PROBLEM DESCRIPTION: Each entry should be quoted word for word, including every mark of punctuation.

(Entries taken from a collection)
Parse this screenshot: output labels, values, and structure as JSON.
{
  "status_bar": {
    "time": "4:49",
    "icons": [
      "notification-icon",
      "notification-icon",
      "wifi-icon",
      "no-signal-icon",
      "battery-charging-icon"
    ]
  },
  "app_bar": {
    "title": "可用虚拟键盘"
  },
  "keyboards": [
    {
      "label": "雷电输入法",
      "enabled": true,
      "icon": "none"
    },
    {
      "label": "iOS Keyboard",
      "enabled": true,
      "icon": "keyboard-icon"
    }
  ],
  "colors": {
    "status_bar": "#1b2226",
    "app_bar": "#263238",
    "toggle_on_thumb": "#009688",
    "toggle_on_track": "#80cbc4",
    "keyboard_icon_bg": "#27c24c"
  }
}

SOLUTION FOR THIS EXERCISE:
Parse this screenshot: output labels, values, and structure as JSON.
{
  "status_bar": {
    "time": "4:49",
    "icons": [
      "notification-icon",
      "notification-icon",
      "wifi-icon",
      "no-signal-icon",
      "battery-charging-icon"
    ]
  },
  "app_bar": {
    "title": "可用虚拟键盘"
  },
  "keyboards": [
    {
      "label": "雷电输入法",
      "enabled": true,
      "icon": "none"
    },
    {
      "label": "iOS Keyboard",
      "enabled": true,
      "icon": "keyboard-icon"
    }
  ],
  "colors": {
    "status_bar": "#1b2226",
    "app_bar": "#263238",
    "toggle_on_thumb": "#009688",
    "toggle_on_track": "#80cbc4",
    "keyboard_icon_bg": "#27c24c"
  }
}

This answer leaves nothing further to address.